Stored data
— Begin —

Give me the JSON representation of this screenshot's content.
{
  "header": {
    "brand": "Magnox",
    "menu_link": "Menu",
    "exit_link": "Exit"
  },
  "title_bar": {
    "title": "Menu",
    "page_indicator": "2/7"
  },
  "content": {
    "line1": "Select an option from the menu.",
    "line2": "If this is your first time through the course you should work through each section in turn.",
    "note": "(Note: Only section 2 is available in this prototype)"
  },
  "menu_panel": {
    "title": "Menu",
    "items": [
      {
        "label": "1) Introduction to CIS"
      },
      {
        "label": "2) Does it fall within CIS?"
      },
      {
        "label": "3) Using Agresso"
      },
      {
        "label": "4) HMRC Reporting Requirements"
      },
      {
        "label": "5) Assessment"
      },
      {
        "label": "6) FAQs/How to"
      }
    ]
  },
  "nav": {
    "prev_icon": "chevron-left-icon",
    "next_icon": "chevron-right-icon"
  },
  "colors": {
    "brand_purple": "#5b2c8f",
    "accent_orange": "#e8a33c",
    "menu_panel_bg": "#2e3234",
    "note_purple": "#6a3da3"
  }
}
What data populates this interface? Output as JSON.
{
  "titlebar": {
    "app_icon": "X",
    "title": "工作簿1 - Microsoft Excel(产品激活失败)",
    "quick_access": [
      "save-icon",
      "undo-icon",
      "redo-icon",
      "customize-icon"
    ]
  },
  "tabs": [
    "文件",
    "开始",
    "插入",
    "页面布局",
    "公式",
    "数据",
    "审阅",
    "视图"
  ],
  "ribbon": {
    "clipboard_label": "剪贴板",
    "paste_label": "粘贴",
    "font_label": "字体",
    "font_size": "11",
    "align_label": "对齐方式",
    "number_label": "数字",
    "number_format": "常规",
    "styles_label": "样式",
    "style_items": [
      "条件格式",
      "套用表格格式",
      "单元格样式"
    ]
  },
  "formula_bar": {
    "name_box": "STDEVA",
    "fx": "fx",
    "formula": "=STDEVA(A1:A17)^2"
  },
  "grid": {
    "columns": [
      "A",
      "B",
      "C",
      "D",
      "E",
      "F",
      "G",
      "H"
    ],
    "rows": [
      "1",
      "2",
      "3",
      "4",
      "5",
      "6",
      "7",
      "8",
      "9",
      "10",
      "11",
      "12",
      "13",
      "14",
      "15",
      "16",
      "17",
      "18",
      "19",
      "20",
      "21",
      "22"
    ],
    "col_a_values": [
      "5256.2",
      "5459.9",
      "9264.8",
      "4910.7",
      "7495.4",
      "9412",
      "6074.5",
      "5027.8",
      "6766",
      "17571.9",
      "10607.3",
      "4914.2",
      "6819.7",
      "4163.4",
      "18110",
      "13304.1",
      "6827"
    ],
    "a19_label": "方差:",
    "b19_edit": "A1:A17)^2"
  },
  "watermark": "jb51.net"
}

— End —

PROBLEM DESCRIPTION: Every entry needs to be retyped exactly.

RESULT OF THIS EXERCISE:
Give me the JSON representation of this screenshot's content.
{
  "header": {
    "brand": "Magnox",
    "menu_link": "Menu",
    "exit_link": "Exit"
  },
  "title_bar": {
    "title": "Menu",
    "page_indicator": "2/7"
  },
  "content": {
    "line1": "Select an option from the menu.",
    "line2": "If this is your first time through the course you should work through each section in turn.",
    "note": "(Note: Only section 2 is available in this prototype)"
  },
  "menu_panel": {
    "title": "Menu",
    "items": [
      {
        "label": "1) Introduction to CIS"
      },
      {
        "label": "2) Does it fall within CIS?"
      },
      {
        "label": "3) Using Agresso"
      },
      {
        "label": "4) HMRC Reporting Requirements"
      },
      {
        "label": "5) Assessment"
      },
      {
        "label": "6) FAQs/How to"
      }
    ]
  },
  "nav": {
    "prev_icon": "chevron-left-icon",
    "next_icon": "chevron-right-icon"
  },
  "colors": {
    "brand_purple": "#5b2c8f",
    "accent_orange": "#e8a33c",
    "menu_panel_bg": "#2e3234",
    "note_purple": "#6a3da3"
  }
}
What data populates this interface? Output as JSON.
{
  "titlebar": {
    "app_icon": "X",
    "title": "工作簿1 - Microsoft Excel(产品激活失败)",
    "quick_access": [
      "save-icon",
      "undo-icon",
      "redo-icon",
      "customize-icon"
    ]
  },
  "tabs": [
    "文件",
    "开始",
    "插入",
    "页面布局",
    "公式",
    "数据",
    "审阅",
    "视图"
  ],
  "ribbon": {
    "clipboard_label": "剪贴板",
    "paste_label": "粘贴",
    "font_label": "字体",
    "font_size": "11",
    "align_label": "对齐方式",
    "number_label": "数字",
    "number_format": "常规",
    "styles_label": "样式",
    "style_items": [
      "条件格式",
      "套用表格格式",
      "单元格样式"
    ]
  },
  "formula_bar": {
    "name_box": "STDEVA",
    "fx": "fx",
    "formula": "=STDEVA(A1:A17)^2"
  },
  "grid": {
    "columns": [
      "A",
      "B",
      "C",
      "D",
      "E",
      "F",
      "G",
      "H"
    ],
    "rows": [
      "1",
      "2",
      "3",
      "4",
      "5",
      "6",
      "7",
      "8",
      "9",
      "10",
      "11",
      "12",
      "13",
      "14",
      "15",
      "16",
      "17",
      "18",
      "19",
      "20",
      "21",
      "22"
    ],
    "col_a_values": [
      "5256.2",
      "5459.9",
      "9264.8",
      "4910.7",
      "7495.4",
      "9412",
      "6074.5",
      "5027.8",
      "6766",
      "17571.9",
      "10607.3",
      "4914.2",
      "6819.7",
      "4163.4",
      "18110",
      "13304.1",
      "6827"
    ],
    "a19_label": "方差:",
    "b19_edit": "A1:A17)^2"
  },
  "watermark": "jb51.net"
}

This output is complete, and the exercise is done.